■ Instruction
The line containing "Output a JSON" marks the start of the required copy, which runs to the final line of the entries; return those lines exactly, without any pictures.

■ Data provided
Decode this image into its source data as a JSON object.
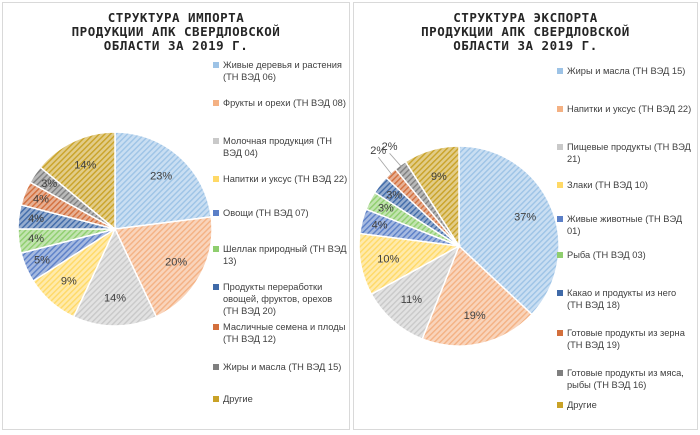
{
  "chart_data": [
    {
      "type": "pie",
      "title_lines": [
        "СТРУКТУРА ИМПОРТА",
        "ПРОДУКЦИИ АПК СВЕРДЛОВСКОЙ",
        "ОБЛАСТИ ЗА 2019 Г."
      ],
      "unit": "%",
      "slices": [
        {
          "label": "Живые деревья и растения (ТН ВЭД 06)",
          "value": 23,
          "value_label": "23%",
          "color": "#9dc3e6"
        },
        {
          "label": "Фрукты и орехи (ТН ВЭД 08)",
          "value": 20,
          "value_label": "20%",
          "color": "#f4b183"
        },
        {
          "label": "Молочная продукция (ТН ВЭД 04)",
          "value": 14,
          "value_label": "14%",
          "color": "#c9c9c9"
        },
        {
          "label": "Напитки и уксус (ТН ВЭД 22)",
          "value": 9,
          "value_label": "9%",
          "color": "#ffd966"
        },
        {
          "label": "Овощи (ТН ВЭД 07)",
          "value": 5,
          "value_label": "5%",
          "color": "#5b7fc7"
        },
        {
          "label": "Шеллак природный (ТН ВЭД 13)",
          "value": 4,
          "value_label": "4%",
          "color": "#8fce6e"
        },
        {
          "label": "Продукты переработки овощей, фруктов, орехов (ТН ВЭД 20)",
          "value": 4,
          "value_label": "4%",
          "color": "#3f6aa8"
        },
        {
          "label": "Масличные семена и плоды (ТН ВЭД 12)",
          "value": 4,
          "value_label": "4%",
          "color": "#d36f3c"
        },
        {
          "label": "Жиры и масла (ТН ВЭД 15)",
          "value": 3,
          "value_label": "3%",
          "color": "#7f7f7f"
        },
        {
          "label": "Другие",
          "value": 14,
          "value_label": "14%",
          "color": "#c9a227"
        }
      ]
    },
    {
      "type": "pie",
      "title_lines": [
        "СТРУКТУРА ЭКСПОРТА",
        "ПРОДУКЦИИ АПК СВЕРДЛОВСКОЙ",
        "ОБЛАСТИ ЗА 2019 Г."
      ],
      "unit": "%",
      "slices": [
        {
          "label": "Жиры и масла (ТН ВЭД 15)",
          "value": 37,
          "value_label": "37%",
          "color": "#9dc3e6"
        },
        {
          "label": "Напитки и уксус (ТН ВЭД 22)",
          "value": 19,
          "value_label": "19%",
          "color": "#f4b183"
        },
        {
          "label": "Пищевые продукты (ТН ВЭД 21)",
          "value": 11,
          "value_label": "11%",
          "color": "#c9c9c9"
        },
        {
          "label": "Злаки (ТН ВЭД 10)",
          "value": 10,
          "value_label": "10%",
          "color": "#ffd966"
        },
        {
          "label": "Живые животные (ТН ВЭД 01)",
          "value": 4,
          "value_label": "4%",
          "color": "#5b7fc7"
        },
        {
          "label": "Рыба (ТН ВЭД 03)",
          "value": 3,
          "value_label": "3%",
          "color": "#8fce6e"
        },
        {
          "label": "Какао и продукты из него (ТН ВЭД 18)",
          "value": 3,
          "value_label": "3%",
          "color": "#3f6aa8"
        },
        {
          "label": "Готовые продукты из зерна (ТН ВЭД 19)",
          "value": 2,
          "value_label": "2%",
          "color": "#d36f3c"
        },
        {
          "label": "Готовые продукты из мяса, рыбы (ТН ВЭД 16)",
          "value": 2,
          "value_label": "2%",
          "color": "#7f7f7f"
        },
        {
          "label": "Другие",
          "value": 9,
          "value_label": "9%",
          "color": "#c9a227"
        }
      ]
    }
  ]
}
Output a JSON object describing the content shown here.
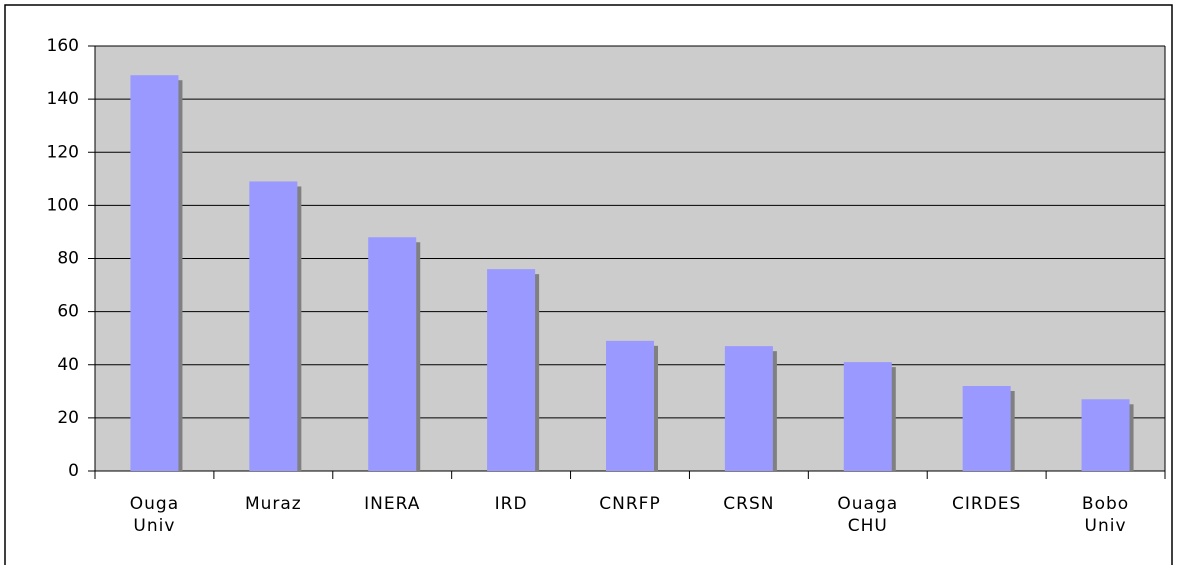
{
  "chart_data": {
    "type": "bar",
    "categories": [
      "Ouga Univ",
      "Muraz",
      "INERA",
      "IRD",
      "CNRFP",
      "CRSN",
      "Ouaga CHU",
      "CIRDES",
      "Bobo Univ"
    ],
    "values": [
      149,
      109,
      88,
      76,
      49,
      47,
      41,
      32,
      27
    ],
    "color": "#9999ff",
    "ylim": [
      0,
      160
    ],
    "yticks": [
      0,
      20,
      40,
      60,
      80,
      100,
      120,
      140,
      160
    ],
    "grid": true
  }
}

■ Solution for this task
Output a JSON object describing the content shown here.
{
  "chart_data": {
    "type": "bar",
    "categories": [
      "Ouga Univ",
      "Muraz",
      "INERA",
      "IRD",
      "CNRFP",
      "CRSN",
      "Ouaga CHU",
      "CIRDES",
      "Bobo Univ"
    ],
    "values": [
      149,
      109,
      88,
      76,
      49,
      47,
      41,
      32,
      27
    ],
    "color": "#9999ff",
    "ylim": [
      0,
      160
    ],
    "yticks": [
      0,
      20,
      40,
      60,
      80,
      100,
      120,
      140,
      160
    ],
    "grid": true
  }
}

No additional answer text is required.